--- START INFORMATION GIVEN ---
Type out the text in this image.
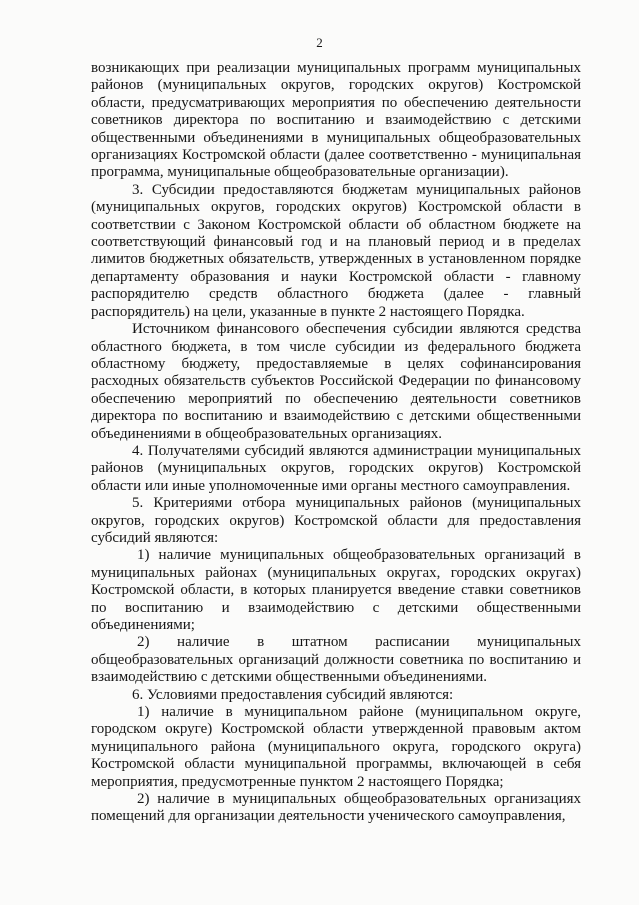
2

возникающих при реализации муниципальных программ муниципальных районов (муниципальных округов, городских округов) Костромской области, предусматривающих мероприятия по обеспечению деятельности советников директора по воспитанию и взаимодействию с детскими общественными объединениями в муниципальных общеобразовательных организациях Костромской области (далее соответственно - муниципальная программа, муниципальные общеобразовательные организации).

3. Субсидии предоставляются бюджетам муниципальных районов (муниципальных округов, городских округов) Костромской области в соответствии с Законом Костромской области об областном бюджете на соответствующий финансовый год и на плановый период и в пределах лимитов бюджетных обязательств, утвержденных в установленном порядке департаменту образования и науки Костромской области - главному распорядителю средств областного бюджета (далее - главный распорядитель) на цели, указанные в пункте 2 настоящего Порядка.

Источником финансового обеспечения субсидии являются средства областного бюджета, в том числе субсидии из федерального бюджета областному бюджету, предоставляемые в целях софинансирования расходных обязательств субъектов Российской Федерации по финансовому обеспечению мероприятий по обеспечению деятельности советников директора по воспитанию и взаимодействию с детскими общественными объединениями в общеобразовательных организациях.

4. Получателями субсидий являются администрации муниципальных районов (муниципальных округов, городских округов) Костромской области или иные уполномоченные ими органы местного самоуправления.

5. Критериями отбора муниципальных районов (муниципальных округов, городских округов) Костромской области для предоставления субсидий являются:

1) наличие муниципальных общеобразовательных организаций в муниципальных районах (муниципальных округах, городских округах) Костромской области, в которых планируется введение ставки советников по воспитанию и взаимодействию с детскими общественными объединениями;

2) наличие в штатном расписании муниципальных общеобразовательных организаций должности советника по воспитанию и взаимодействию с детскими общественными объединениями.

6. Условиями предоставления субсидий являются:

1) наличие в муниципальном районе (муниципальном округе, городском округе) Костромской области утвержденной правовым актом муниципального района (муниципального округа, городского округа) Костромской области муниципальной программы, включающей в себя мероприятия, предусмотренные пунктом 2 настоящего Порядка;

2) наличие в муниципальных общеобразовательных организациях помещений для организации деятельности ученического самоуправления,
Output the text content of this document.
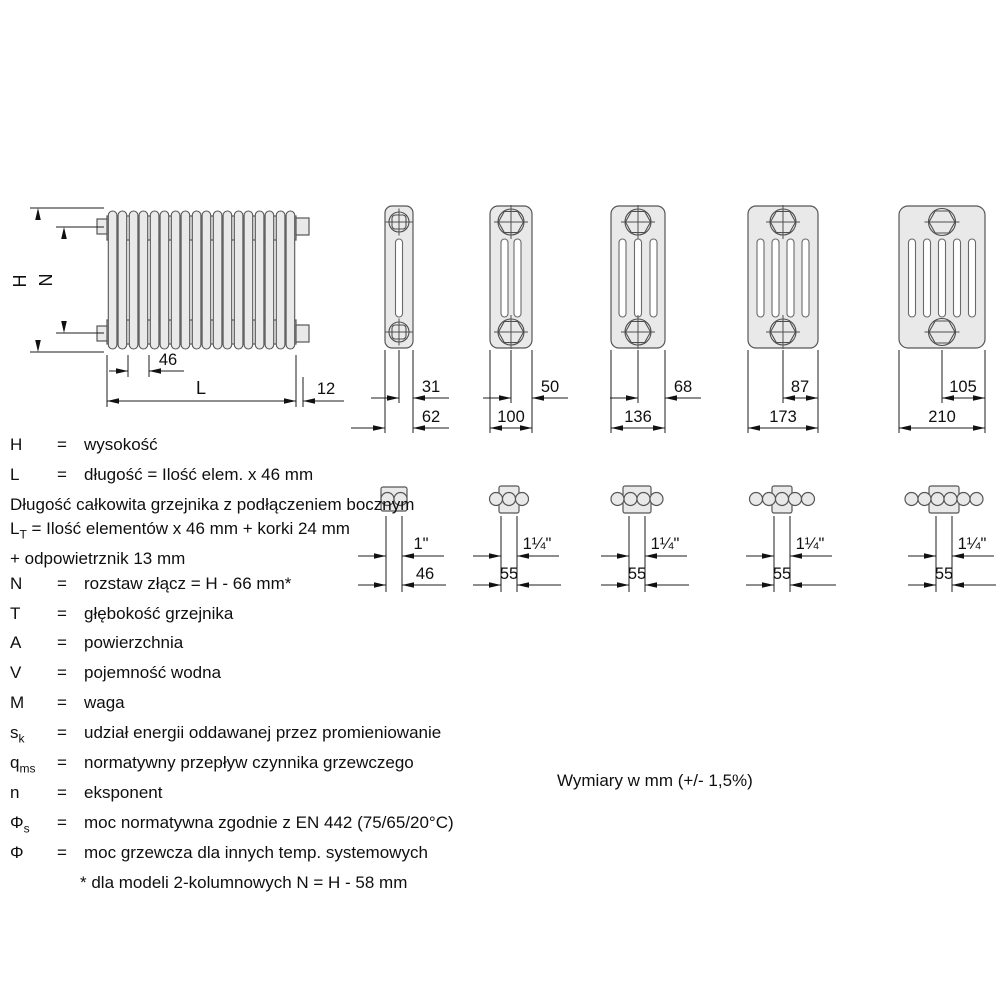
H N
46
L	12	31
62
50
100
68
136
87
173
105
210
1"
46
1¼"
55
1¼"
55
1¼"
55
1¼"
55
H = wysokość
L = długość = Ilość elem. x 46 mm
Długość całkowita grzejnika z podłączeniem bocznym
$L_T$ = Ilość elementów x 46 mm + korki 24 mm
+ odpowietrznik 13 mm
N = rozstaw złącz = H - 66 mm*
T = głębokość grzejnika
A = powierzchnia
V = pojemność wodna
M = waga
$s_k$ = udział energii oddawanej przez promieniowanie
$q_{ms}$ = normatywny przepływ czynnika grzewczego
n = eksponent
$\Phi_s$ = moc normatywna zgodnie z EN 442 (75/65/20°C)
Φ = moc grzewcza dla innych temp. systemowych
* dla modeli 2-kolumnowych N = H - 58 mm
Wymiary w mm (+/- 1,5%)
--- END INFORMATION GIVEN ---
Go through the material line by line. Show each line that contains the string "обязательств".

3. Субсидии предоставляются бюджетам муниципальных районов (муниципальных округов, городских округов) Костромской области в соответствии с Законом Костромской области об областном бюджете на соответствующий финансовый год и на плановый период и в пределах лимитов бюджетных обязательств, утвержденных в установленном порядке департаменту образования и науки Костромской области - главному распорядителю средств областного бюджета (далее - главный распорядитель) на цели, указанные в пункте 2 настоящего Порядка.
Источником финансового обеспечения субсидии являются средства областного бюджета, в том числе субсидии из федерального бюджета областному бюджету, предоставляемые в целях софинансирования расходных обязательств субъектов Российской Федерации по финансовому обеспечению мероприятий по обеспечению деятельности советников директора по воспитанию и взаимодействию с детскими общественными объединениями в общеобразовательных организациях.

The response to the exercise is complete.